> _What is asked_: Gather every line of the data below that contains the string "Home", and copy each line in full.

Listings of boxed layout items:

####

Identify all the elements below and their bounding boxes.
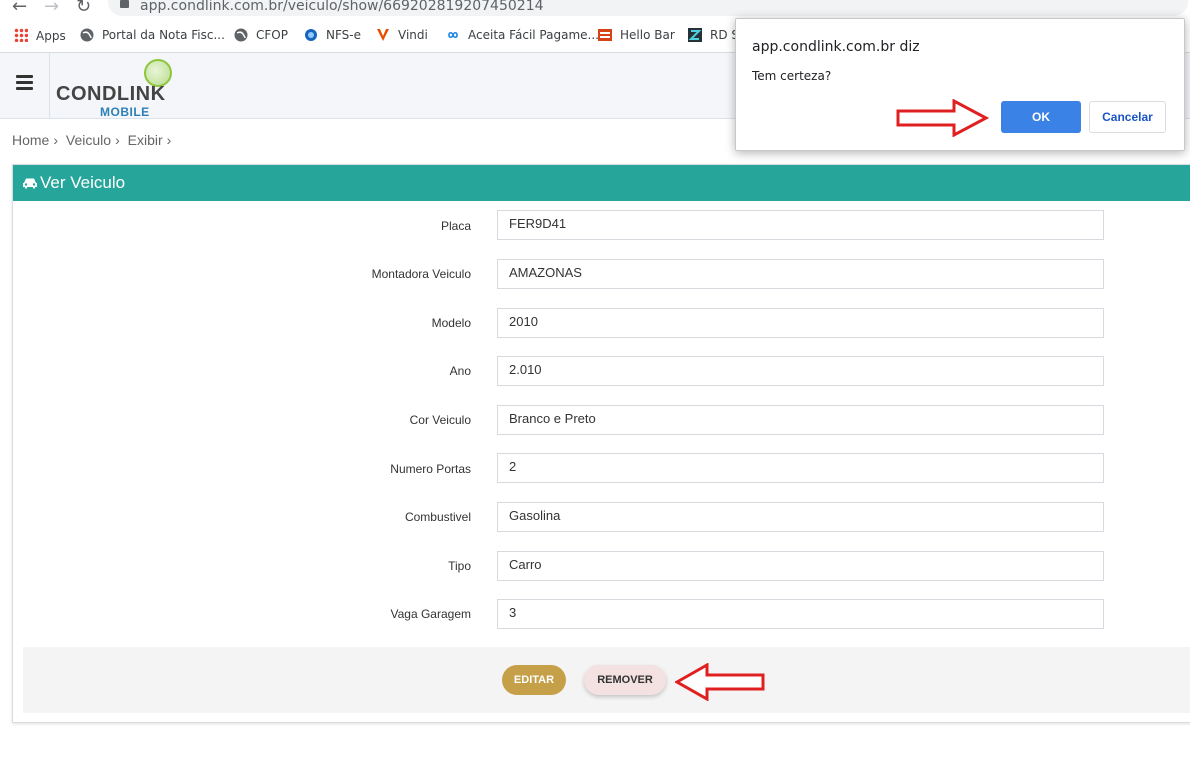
dialog-title: app.condlink.com.br diz <box>752 39 920 55</box>
vindi-icon <box>377 29 389 41</box>
nfse-icon <box>305 29 317 41</box>
apps-grid-icon <box>14 28 28 42</box>
field-label-vaga-garagem: Vaga Garagem <box>390 607 472 621</box>
browser-toolbar: ← → ↻ app.condlink.com.br/veiculo/show/6… <box>0 0 1190 20</box>
panel-actions: EDITAR REMOVER <box>23 647 1190 713</box>
field-input-vaga-garagem[interactable]: 3 <box>497 599 1104 629</box>
field-label-combustivel: Combustivel <box>404 510 471 524</box>
address-bar[interactable]: app.condlink.com.br/veiculo/show/6692028… <box>108 0 1188 16</box>
field-label-tipo: Tipo <box>448 559 471 573</box>
field-label-placa: Placa <box>440 219 471 233</box>
annotation-arrow-left-icon <box>675 663 765 701</box>
header-divider <box>49 53 50 118</box>
breadcrumb-veiculo[interactable]: Veiculo <box>66 132 111 148</box>
rd-icon <box>688 28 702 42</box>
annotation-arrow-right-icon <box>896 99 990 137</box>
bookmark-vindi[interactable]: Vindi <box>376 28 428 42</box>
field-input-placa[interactable]: FER9D41 <box>497 210 1104 240</box>
field-label-numero-portas: Numero Portas <box>390 462 471 476</box>
bookmark-nfse[interactable]: NFS-e <box>304 28 361 42</box>
logo-main-text: CONDLINK <box>56 83 166 105</box>
breadcrumb-home[interactable]: Home <box>12 132 49 148</box>
remove-button[interactable]: REMOVER <box>584 665 666 695</box>
car-icon <box>23 178 37 189</box>
bookmark-hello-bar[interactable]: Hello Bar <box>598 28 675 42</box>
field-input-modelo[interactable]: 2010 <box>497 308 1104 338</box>
ok-button[interactable]: OK <box>1001 101 1081 133</box>
breadcrumb-separator: › <box>53 132 59 148</box>
bookmark-cfop[interactable]: CFOP <box>234 28 288 42</box>
field-label-ano: Ano <box>449 364 471 378</box>
bookmark-portal-nota[interactable]: Portal da Nota Fisc... <box>80 28 225 42</box>
globe-icon <box>234 28 248 42</box>
breadcrumb-exibir[interactable]: Exibir <box>128 132 163 148</box>
hamburger-menu-icon[interactable] <box>16 75 33 93</box>
field-label-modelo: Modelo <box>431 316 471 330</box>
hello-bar-icon <box>598 29 612 41</box>
field-input-cor[interactable]: Branco e Preto <box>497 405 1104 435</box>
field-input-combustivel[interactable]: Gasolina <box>497 502 1104 532</box>
bookmark-aceita-facil[interactable]: Aceita Fácil Pagame... <box>446 28 599 42</box>
field-label-montadora: Montadora Veiculo <box>371 267 471 281</box>
breadcrumb-separator: › <box>115 132 120 148</box>
field-input-montadora[interactable]: AMAZONAS <box>497 259 1104 289</box>
globe-icon <box>80 28 94 42</box>
infinity-icon <box>448 31 458 39</box>
cancel-button[interactable]: Cancelar <box>1089 101 1166 133</box>
breadcrumb: Home › Veiculo › Exibir › <box>12 132 175 148</box>
reload-icon[interactable]: ↻ <box>76 0 91 17</box>
breadcrumb-separator: › <box>166 132 172 148</box>
field-label-cor: Cor Veiculo <box>409 413 471 427</box>
vehicle-panel: Ver Veiculo Placa FER9D41 Montadora Veic… <box>12 164 1190 723</box>
url-text: app.condlink.com.br/veiculo/show/6692028… <box>140 0 544 14</box>
back-arrow-icon[interactable]: ← <box>12 0 27 17</box>
field-input-numero-portas[interactable]: 2 <box>497 453 1104 483</box>
panel-header: Ver Veiculo <box>13 165 1190 201</box>
dialog-message: Tem certeza? <box>752 69 832 83</box>
forward-arrow-icon[interactable]: → <box>44 0 59 17</box>
field-input-ano[interactable]: 2.010 <box>497 356 1104 386</box>
panel-title: Ver Veiculo <box>40 173 126 192</box>
edit-button[interactable]: EDITAR <box>502 665 566 695</box>
bookmark-apps[interactable]: Apps <box>14 28 66 43</box>
confirm-dialog: app.condlink.com.br diz Tem certeza? OK … <box>735 18 1185 151</box>
logo-sub-text: MOBILE <box>100 105 150 119</box>
field-input-tipo[interactable]: Carro <box>497 551 1104 581</box>
lock-icon <box>120 0 129 8</box>
bookmark-rd[interactable]: RD S <box>688 28 739 42</box>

####

> _Result of this exercise_:
breadcrumb-home[interactable]: Home <box>12 132 49 148</box>
breadcrumb: Home › Veiculo › Exibir › <box>12 132 175 148</box>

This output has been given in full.